# TASK DETAILS:
Where the word "上天入地杀神第二式" occurs in a line, return that line.

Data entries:
▼

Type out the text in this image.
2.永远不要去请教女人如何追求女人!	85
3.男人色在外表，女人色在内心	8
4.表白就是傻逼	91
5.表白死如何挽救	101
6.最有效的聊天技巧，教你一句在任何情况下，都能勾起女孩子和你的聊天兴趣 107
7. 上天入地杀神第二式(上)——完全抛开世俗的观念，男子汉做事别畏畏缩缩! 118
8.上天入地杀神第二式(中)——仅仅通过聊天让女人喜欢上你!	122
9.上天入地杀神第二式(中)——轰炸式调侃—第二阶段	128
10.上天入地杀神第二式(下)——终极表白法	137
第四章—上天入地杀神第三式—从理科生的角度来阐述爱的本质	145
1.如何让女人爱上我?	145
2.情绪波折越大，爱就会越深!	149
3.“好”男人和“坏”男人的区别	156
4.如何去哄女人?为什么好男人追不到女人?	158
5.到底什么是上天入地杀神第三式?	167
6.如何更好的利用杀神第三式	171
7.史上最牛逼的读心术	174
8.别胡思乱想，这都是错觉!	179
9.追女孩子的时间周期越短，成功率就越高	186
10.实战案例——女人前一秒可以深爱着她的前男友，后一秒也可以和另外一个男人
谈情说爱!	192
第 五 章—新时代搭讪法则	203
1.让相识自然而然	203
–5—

▲

# WRITTEN RESPONSE:
7. 上天入地杀神第二式(上)——完全抛开世俗的观念，男子汉做事别畏畏缩缩! 118
8.上天入地杀神第二式(中)——仅仅通过聊天让女人喜欢上你!	122
9.上天入地杀神第二式(中)——轰炸式调侃—第二阶段	128
10.上天入地杀神第二式(下)——终极表白法	137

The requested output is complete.